▶

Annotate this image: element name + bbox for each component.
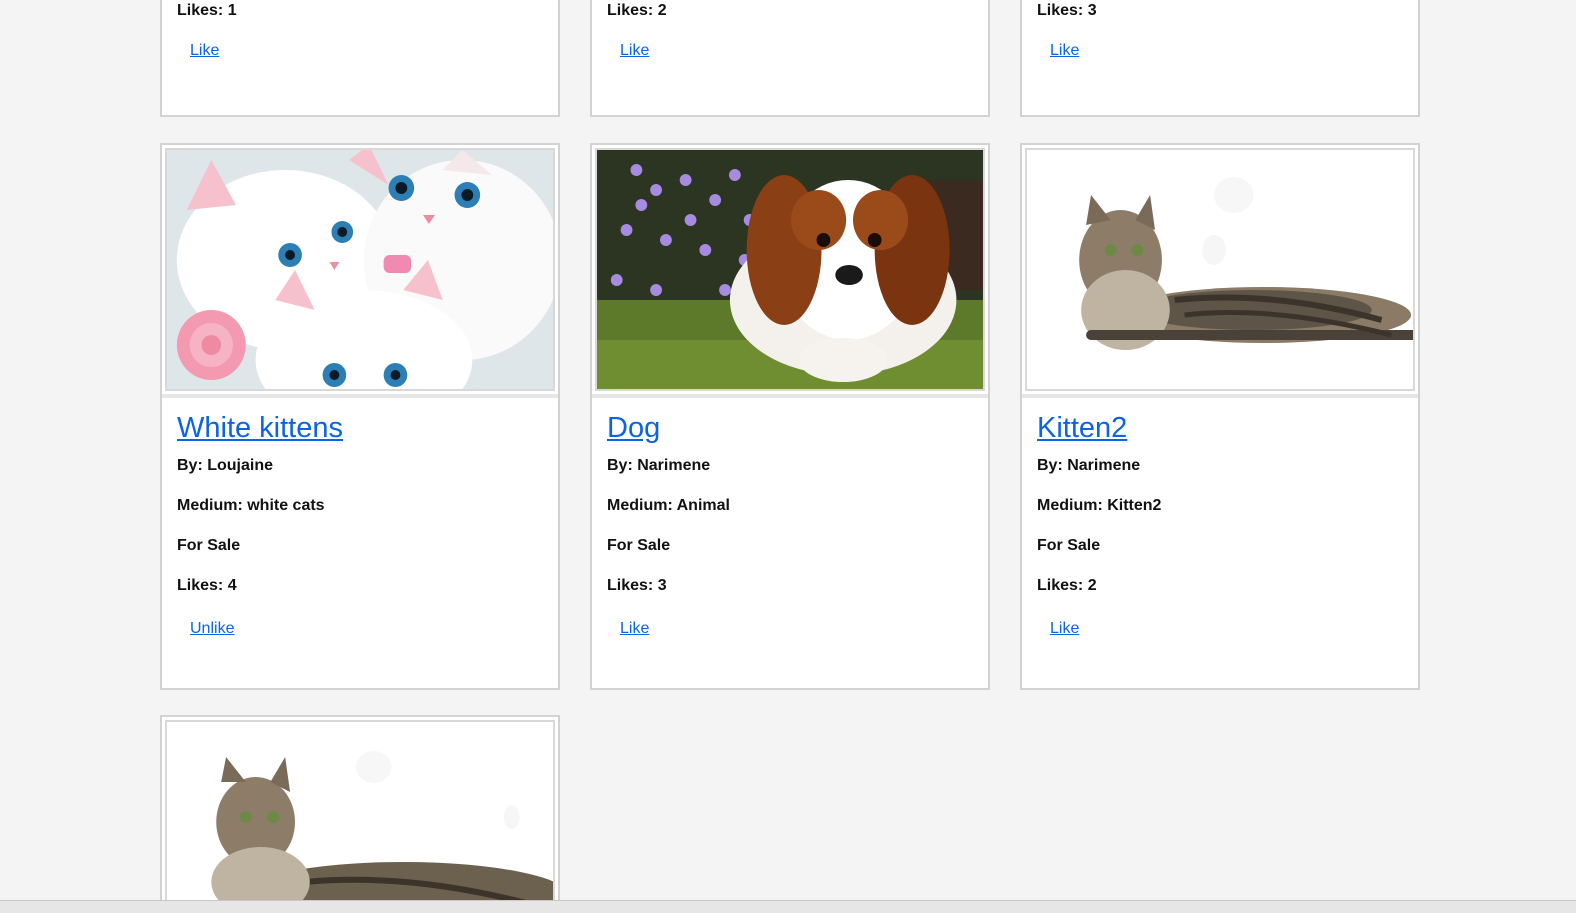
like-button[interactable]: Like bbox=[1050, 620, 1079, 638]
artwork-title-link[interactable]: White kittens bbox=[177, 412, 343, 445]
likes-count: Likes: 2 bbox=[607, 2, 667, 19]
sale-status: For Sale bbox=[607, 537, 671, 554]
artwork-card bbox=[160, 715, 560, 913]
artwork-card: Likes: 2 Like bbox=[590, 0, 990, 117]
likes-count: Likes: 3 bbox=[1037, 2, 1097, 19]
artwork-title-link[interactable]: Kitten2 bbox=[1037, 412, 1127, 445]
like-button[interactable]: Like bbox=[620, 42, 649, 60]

◀

**TASK OBJECTIVE**
Set out each line of the entries above as a numbered list, skipping blank lines and omitting the pictures.

**EXERCISE RESULT**
1. Annotate this image: element name + bbox for each component.
2. like-button[interactable]: Like bbox=[1050, 620, 1079, 638]
3. artwork-title-link[interactable]: White kittens bbox=[177, 412, 343, 445]
4. likes-count: Likes: 2 bbox=[607, 2, 667, 19]
5. sale-status: For Sale bbox=[607, 537, 671, 554]
6. artwork-card bbox=[160, 715, 560, 913]
7. artwork-card: Likes: 2 Like bbox=[590, 0, 990, 117]
8. likes-count: Likes: 3 bbox=[1037, 2, 1097, 19]
9. artwork-title-link[interactable]: Kitten2 bbox=[1037, 412, 1127, 445]
10. like-button[interactable]: Like bbox=[620, 42, 649, 60]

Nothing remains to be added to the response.